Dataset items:
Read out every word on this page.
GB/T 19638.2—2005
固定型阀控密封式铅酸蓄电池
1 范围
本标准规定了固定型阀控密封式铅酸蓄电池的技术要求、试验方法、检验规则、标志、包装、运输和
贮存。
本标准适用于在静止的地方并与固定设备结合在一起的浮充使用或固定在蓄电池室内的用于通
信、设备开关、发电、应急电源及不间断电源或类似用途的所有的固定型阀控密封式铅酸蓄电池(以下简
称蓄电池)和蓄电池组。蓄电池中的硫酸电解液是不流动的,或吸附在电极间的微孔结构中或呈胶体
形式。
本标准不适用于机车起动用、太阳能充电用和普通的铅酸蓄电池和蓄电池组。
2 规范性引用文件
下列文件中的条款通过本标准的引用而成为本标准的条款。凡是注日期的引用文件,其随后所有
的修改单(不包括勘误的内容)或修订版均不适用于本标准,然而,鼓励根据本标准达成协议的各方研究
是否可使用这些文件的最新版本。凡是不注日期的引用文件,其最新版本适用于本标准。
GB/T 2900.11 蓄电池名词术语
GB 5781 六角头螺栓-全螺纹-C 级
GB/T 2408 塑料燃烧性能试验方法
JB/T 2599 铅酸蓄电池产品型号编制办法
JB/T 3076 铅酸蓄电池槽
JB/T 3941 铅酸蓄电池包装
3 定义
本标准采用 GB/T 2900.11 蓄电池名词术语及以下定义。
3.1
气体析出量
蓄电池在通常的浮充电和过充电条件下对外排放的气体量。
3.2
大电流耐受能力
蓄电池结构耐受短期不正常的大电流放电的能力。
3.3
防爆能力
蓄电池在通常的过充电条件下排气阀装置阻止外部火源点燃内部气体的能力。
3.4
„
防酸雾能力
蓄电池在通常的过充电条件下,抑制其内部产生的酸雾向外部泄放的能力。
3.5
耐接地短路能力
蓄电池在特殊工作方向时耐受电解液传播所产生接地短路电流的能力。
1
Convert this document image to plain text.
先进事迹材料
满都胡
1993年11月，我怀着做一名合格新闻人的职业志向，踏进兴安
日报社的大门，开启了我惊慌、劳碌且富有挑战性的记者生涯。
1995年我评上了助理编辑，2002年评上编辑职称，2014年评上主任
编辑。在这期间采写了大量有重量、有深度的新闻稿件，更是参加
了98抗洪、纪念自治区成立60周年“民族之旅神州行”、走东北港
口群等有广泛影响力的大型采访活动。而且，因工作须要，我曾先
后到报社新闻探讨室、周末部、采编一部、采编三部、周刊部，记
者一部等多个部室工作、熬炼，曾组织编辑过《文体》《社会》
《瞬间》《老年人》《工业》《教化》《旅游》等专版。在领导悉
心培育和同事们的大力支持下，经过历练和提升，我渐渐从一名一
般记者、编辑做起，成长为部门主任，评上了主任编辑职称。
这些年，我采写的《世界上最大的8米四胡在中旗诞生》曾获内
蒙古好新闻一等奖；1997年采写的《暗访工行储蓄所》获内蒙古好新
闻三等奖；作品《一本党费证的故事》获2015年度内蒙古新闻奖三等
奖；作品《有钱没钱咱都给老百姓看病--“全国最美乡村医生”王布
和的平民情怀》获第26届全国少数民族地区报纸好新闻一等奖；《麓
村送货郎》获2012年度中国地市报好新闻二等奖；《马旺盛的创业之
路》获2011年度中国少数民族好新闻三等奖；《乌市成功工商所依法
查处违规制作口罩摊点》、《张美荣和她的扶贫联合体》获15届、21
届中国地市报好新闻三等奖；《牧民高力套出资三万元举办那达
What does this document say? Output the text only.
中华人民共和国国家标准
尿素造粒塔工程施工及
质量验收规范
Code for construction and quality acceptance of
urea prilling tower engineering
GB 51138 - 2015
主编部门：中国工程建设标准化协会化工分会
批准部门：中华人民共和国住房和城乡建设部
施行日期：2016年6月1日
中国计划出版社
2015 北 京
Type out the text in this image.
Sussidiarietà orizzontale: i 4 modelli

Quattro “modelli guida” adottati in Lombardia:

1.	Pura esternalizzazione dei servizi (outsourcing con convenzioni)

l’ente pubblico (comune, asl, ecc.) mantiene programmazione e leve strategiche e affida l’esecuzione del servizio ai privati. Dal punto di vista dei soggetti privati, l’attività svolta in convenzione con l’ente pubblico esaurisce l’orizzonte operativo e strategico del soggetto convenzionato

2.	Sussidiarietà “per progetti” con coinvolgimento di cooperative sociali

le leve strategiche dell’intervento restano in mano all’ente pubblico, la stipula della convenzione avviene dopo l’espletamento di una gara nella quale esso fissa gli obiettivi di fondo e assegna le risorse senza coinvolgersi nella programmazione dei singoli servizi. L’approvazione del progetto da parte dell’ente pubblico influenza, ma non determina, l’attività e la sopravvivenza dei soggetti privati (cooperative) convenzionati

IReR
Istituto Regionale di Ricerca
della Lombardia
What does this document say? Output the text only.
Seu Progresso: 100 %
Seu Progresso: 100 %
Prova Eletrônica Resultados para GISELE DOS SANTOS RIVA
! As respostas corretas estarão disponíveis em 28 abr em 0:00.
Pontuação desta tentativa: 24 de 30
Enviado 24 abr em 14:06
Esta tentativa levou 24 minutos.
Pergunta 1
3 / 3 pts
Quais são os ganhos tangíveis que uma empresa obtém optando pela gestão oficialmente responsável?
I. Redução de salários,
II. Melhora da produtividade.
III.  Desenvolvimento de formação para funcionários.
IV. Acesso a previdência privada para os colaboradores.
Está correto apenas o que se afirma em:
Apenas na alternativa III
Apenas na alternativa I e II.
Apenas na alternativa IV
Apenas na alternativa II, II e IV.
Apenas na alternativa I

Description of the task ▸ Check each line of the records above for the string "this", and report every line that has it.

Full answer ▸
Read out every word on this page.
Convert this document image to plain text.
What does this document say? Output the text only.
Type out the text in this image.
What does this document say? Output the text only.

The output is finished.